Track down each line that has the word "Temperature" and copy it.

--------

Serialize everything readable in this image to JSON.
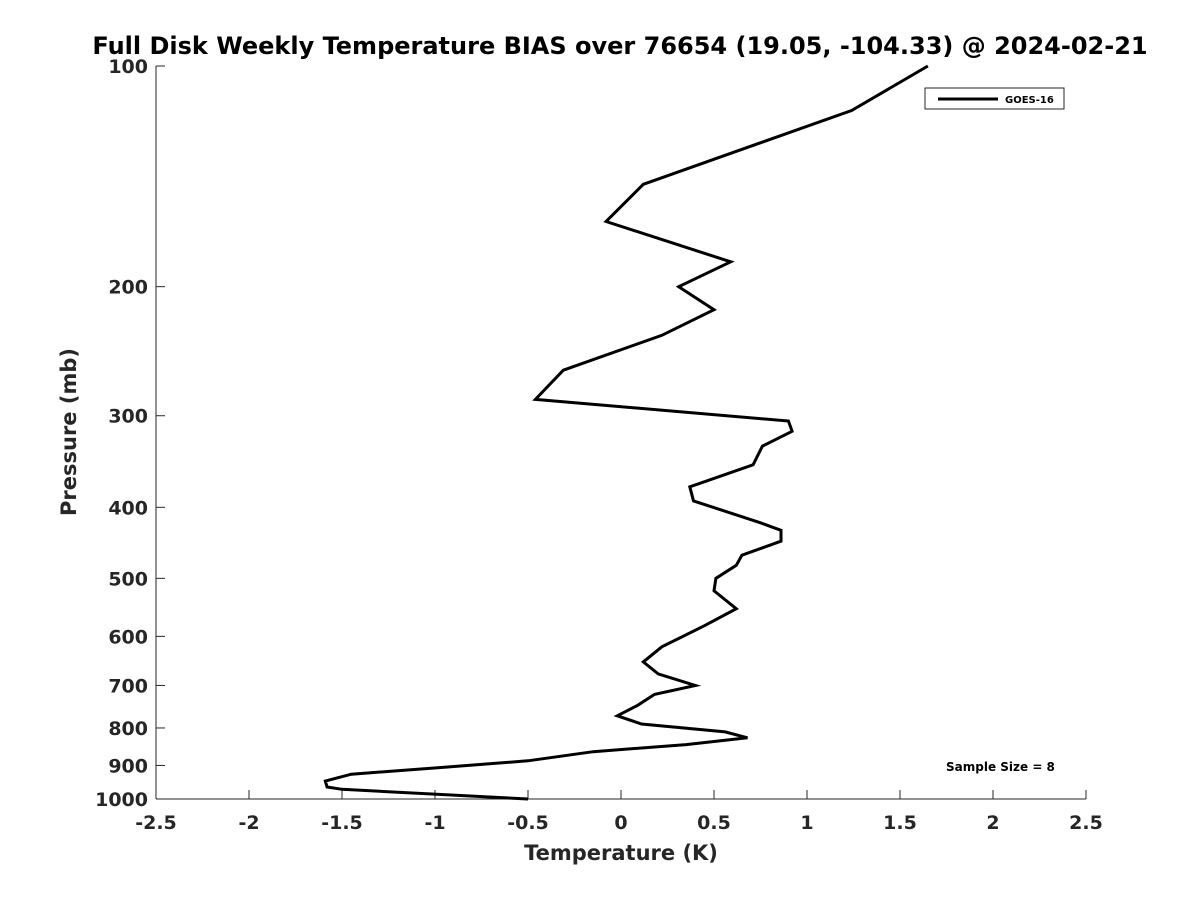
{
  "chart_data": {
    "type": "line",
    "title": "Full Disk Weekly Temperature BIAS over 76654 (19.05, -104.33) @ 2024-02-21",
    "xlabel": "Temperature (K)",
    "ylabel": "Pressure (mb)",
    "xlim": [
      -2.5,
      2.5
    ],
    "ylim": [
      100,
      1000
    ],
    "y_scale": "log",
    "y_reversed": true,
    "x_ticks": [
      -2.5,
      -2,
      -1.5,
      -1,
      -0.5,
      0,
      0.5,
      1,
      1.5,
      2,
      2.5
    ],
    "x_tick_labels": [
      "-2.5",
      "-2",
      "-1.5",
      "-1",
      "-0.5",
      "0",
      "0.5",
      "1",
      "1.5",
      "2",
      "2.5"
    ],
    "y_ticks": [
      100,
      200,
      300,
      400,
      500,
      600,
      700,
      800,
      900,
      1000
    ],
    "y_tick_labels": [
      "100",
      "200",
      "300",
      "400",
      "500",
      "600",
      "700",
      "800",
      "900",
      "1000"
    ],
    "grid": false,
    "legend_position": "top-right",
    "series": [
      {
        "name": "GOES-16",
        "color": "#000000",
        "x": [
          1.65,
          1.24,
          0.12,
          -0.08,
          0.59,
          0.31,
          0.5,
          0.22,
          -0.31,
          -0.46,
          0.9,
          0.92,
          0.76,
          0.71,
          0.37,
          0.39,
          0.75,
          0.86,
          0.86,
          0.65,
          0.62,
          0.51,
          0.5,
          0.62,
          0.45,
          0.22,
          0.12,
          0.2,
          0.4,
          0.18,
          0.09,
          -0.02,
          0.11,
          0.56,
          0.68,
          0.35,
          -0.15,
          -0.5,
          -0.95,
          -1.45,
          -1.59,
          -1.58,
          -1.5,
          -0.5
        ],
        "y": [
          100,
          115,
          145,
          163,
          185,
          200,
          215,
          233,
          260,
          285,
          305,
          315,
          330,
          350,
          375,
          392,
          420,
          430,
          445,
          465,
          480,
          500,
          520,
          550,
          580,
          620,
          650,
          675,
          700,
          720,
          745,
          770,
          790,
          810,
          825,
          843,
          862,
          887,
          905,
          925,
          945,
          963,
          970,
          1000
        ]
      }
    ],
    "annotations": [
      "Sample Size = 8"
    ]
  }
}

--------

_OUTPUT OF THE TASK:_
    "title": "Full Disk Weekly Temperature BIAS over 76654 (19.05, -104.33) @ 2024-02-21",
    "xlabel": "Temperature (K)",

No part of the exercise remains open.